- Material provided -
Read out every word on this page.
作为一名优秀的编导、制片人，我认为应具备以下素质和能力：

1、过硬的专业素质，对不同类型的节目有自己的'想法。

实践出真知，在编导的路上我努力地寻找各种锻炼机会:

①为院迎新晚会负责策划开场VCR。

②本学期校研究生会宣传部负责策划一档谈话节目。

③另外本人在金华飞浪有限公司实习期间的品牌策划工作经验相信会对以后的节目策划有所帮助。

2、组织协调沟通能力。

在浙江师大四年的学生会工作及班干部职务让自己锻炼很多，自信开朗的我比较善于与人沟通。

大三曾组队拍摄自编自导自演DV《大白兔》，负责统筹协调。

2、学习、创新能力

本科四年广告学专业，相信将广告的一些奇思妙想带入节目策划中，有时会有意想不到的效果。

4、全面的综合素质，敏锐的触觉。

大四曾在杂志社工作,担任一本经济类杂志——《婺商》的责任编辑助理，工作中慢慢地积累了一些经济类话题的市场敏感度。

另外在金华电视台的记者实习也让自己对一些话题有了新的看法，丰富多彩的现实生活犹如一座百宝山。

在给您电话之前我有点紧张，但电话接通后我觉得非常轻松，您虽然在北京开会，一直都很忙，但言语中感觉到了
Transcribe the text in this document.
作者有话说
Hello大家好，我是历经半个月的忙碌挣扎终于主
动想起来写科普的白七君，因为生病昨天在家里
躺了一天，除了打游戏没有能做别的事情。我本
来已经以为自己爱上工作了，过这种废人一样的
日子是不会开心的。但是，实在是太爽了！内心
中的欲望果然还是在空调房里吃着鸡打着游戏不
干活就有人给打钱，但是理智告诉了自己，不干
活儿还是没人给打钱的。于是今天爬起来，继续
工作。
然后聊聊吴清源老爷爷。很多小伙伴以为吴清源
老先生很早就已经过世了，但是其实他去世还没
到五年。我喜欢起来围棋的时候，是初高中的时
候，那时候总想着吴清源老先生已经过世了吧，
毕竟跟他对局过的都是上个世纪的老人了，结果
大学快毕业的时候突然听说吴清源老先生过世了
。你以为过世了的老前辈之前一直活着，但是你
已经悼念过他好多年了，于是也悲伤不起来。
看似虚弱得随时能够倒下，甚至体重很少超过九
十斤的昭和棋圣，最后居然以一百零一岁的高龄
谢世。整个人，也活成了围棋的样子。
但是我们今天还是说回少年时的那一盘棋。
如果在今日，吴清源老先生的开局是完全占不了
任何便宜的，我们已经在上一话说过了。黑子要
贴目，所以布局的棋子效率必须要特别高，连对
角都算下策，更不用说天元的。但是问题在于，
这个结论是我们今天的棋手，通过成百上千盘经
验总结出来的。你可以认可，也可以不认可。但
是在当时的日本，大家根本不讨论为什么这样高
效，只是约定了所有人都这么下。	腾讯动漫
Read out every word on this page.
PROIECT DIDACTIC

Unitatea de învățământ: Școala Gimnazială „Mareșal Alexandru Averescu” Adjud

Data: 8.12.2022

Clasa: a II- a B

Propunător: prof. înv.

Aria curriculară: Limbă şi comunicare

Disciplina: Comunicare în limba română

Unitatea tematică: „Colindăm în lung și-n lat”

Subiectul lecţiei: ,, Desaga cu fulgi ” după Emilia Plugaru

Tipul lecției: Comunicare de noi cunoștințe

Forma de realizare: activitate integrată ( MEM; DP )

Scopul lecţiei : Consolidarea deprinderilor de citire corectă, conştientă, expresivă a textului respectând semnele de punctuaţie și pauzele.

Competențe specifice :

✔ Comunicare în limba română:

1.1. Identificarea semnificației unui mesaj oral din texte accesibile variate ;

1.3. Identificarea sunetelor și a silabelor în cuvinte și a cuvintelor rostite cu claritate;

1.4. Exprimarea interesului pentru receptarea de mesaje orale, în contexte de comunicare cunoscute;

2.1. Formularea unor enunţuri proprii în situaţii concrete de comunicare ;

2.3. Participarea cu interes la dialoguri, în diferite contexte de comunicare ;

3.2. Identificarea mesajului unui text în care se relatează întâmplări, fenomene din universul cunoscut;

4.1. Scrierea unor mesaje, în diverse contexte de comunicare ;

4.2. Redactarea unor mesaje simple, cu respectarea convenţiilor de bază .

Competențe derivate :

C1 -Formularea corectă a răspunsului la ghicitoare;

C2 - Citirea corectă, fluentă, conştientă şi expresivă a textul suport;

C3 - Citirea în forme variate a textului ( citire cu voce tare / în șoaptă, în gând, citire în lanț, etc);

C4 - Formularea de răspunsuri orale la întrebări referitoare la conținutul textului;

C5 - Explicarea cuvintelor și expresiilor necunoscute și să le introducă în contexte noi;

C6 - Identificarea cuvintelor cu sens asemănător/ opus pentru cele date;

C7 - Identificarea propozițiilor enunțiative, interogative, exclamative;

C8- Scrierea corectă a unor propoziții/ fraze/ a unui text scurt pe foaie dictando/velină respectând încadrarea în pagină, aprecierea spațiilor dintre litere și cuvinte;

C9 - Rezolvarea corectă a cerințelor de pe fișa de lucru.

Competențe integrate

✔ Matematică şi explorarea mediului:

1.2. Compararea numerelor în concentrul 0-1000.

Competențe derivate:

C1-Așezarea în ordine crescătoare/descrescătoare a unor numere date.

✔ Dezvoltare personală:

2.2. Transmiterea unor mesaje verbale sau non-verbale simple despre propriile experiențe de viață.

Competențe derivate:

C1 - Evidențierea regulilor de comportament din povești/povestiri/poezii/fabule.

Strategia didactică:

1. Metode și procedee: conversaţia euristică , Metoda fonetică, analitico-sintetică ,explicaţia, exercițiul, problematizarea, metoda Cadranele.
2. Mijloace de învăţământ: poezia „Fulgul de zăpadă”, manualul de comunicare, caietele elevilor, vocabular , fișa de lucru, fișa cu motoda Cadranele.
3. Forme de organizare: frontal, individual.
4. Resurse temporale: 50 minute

- Aim -
Extract every record. Keep wording exact.

- Finished answer -
Read out every word on this page.
作为一名优秀的编导、制片人，我认为应具备以下素质和能力：

1、过硬的专业素质，对不同类型的节目有自己的'想法。

实践出真知，在编导的路上我努力地寻找各种锻炼机会:

①为院迎新晚会负责策划开场VCR。

②本学期校研究生会宣传部负责策划一档谈话节目。

③另外本人在金华飞浪有限公司实习期间的品牌策划工作经验相信会对以后的节目策划有所帮助。

2、组织协调沟通能力。

在浙江师大四年的学生会工作及班干部职务让自己锻炼很多，自信开朗的我比较善于与人沟通。

大三曾组队拍摄自编自导自演DV《大白兔》，负责统筹协调。

2、学习、创新能力

本科四年广告学专业，相信将广告的一些奇思妙想带入节目策划中，有时会有意想不到的效果。

4、全面的综合素质，敏锐的触觉。

大四曾在杂志社工作,担任一本经济类杂志——《婺商》的责任编辑助理，工作中慢慢地积累了一些经济类话题的市场敏感度。

另外在金华电视台的记者实习也让自己对一些话题有了新的看法，丰富多彩的现实生活犹如一座百宝山。

在给您电话之前我有点紧张，但电话接通后我觉得非常轻松，您虽然在北京开会，一直都很忙，但言语中感觉到了
Transcribe the text in this document.
作者有话说
Hello大家好，我是历经半个月的忙碌挣扎终于主
动想起来写科普的白七君，因为生病昨天在家里
躺了一天，除了打游戏没有能做别的事情。我本
来已经以为自己爱上工作了，过这种废人一样的
日子是不会开心的。但是，实在是太爽了！内心
中的欲望果然还是在空调房里吃着鸡打着游戏不
干活就有人给打钱，但是理智告诉了自己，不干
活儿还是没人给打钱的。于是今天爬起来，继续
工作。
然后聊聊吴清源老爷爷。很多小伙伴以为吴清源
老先生很早就已经过世了，但是其实他去世还没
到五年。我喜欢起来围棋的时候，是初高中的时
候，那时候总想着吴清源老先生已经过世了吧，
毕竟跟他对局过的都是上个世纪的老人了，结果
大学快毕业的时候突然听说吴清源老先生过世了
。你以为过世了的老前辈之前一直活着，但是你
已经悼念过他好多年了，于是也悲伤不起来。
看似虚弱得随时能够倒下，甚至体重很少超过九
十斤的昭和棋圣，最后居然以一百零一岁的高龄
谢世。整个人，也活成了围棋的样子。
但是我们今天还是说回少年时的那一盘棋。
如果在今日，吴清源老先生的开局是完全占不了
任何便宜的，我们已经在上一话说过了。黑子要
贴目，所以布局的棋子效率必须要特别高，连对
角都算下策，更不用说天元的。但是问题在于，
这个结论是我们今天的棋手，通过成百上千盘经
验总结出来的。你可以认可，也可以不认可。但
是在当时的日本，大家根本不讨论为什么这样高
效，只是约定了所有人都这么下。	腾讯动漫
Read out every word on this page.
PROIECT DIDACTIC

Unitatea de învățământ: Școala Gimnazială „Mareșal Alexandru Averescu” Adjud

Data: 8.12.2022

Clasa: a II- a B

Propunător: prof. înv.

Aria curriculară: Limbă şi comunicare

Disciplina: Comunicare în limba română

Unitatea tematică: „Colindăm în lung și-n lat”

Subiectul lecţiei: ,, Desaga cu fulgi ” după Emilia Plugaru

Tipul lecției: Comunicare de noi cunoștințe

Forma de realizare: activitate integrată ( MEM; DP )

Scopul lecţiei : Consolidarea deprinderilor de citire corectă, conştientă, expresivă a textului respectând semnele de punctuaţie și pauzele.

Competențe specifice :

✔ Comunicare în limba română:

1.1. Identificarea semnificației unui mesaj oral din texte accesibile variate ;

1.3. Identificarea sunetelor și a silabelor în cuvinte și a cuvintelor rostite cu claritate;

1.4. Exprimarea interesului pentru receptarea de mesaje orale, în contexte de comunicare cunoscute;

2.1. Formularea unor enunţuri proprii în situaţii concrete de comunicare ;

2.3. Participarea cu interes la dialoguri, în diferite contexte de comunicare ;

3.2. Identificarea mesajului unui text în care se relatează întâmplări, fenomene din universul cunoscut;

4.1. Scrierea unor mesaje, în diverse contexte de comunicare ;

4.2. Redactarea unor mesaje simple, cu respectarea convenţiilor de bază .

Competențe derivate :

C1 -Formularea corectă a răspunsului la ghicitoare;

C2 - Citirea corectă, fluentă, conştientă şi expresivă a textul suport;

C3 - Citirea în forme variate a textului ( citire cu voce tare / în șoaptă, în gând, citire în lanț, etc);

C4 - Formularea de răspunsuri orale la întrebări referitoare la conținutul textului;

C5 - Explicarea cuvintelor și expresiilor necunoscute și să le introducă în contexte noi;

C6 - Identificarea cuvintelor cu sens asemănător/ opus pentru cele date;

C7 - Identificarea propozițiilor enunțiative, interogative, exclamative;

C8- Scrierea corectă a unor propoziții/ fraze/ a unui text scurt pe foaie dictando/velină respectând încadrarea în pagină, aprecierea spațiilor dintre litere și cuvinte;

C9 - Rezolvarea corectă a cerințelor de pe fișa de lucru.

Competențe integrate

✔ Matematică şi explorarea mediului:

1.2. Compararea numerelor în concentrul 0-1000.

Competențe derivate:

C1-Așezarea în ordine crescătoare/descrescătoare a unor numere date.

✔ Dezvoltare personală:

2.2. Transmiterea unor mesaje verbale sau non-verbale simple despre propriile experiențe de viață.

Competențe derivate:

C1 - Evidențierea regulilor de comportament din povești/povestiri/poezii/fabule.

Strategia didactică:

1. Metode și procedee: conversaţia euristică , Metoda fonetică, analitico-sintetică ,explicaţia, exercițiul, problematizarea, metoda Cadranele.
2. Mijloace de învăţământ: poezia „Fulgul de zăpadă”, manualul de comunicare, caietele elevilor, vocabular , fișa de lucru, fișa cu motoda Cadranele.
3. Forme de organizare: frontal, individual.
4. Resurse temporale: 50 minute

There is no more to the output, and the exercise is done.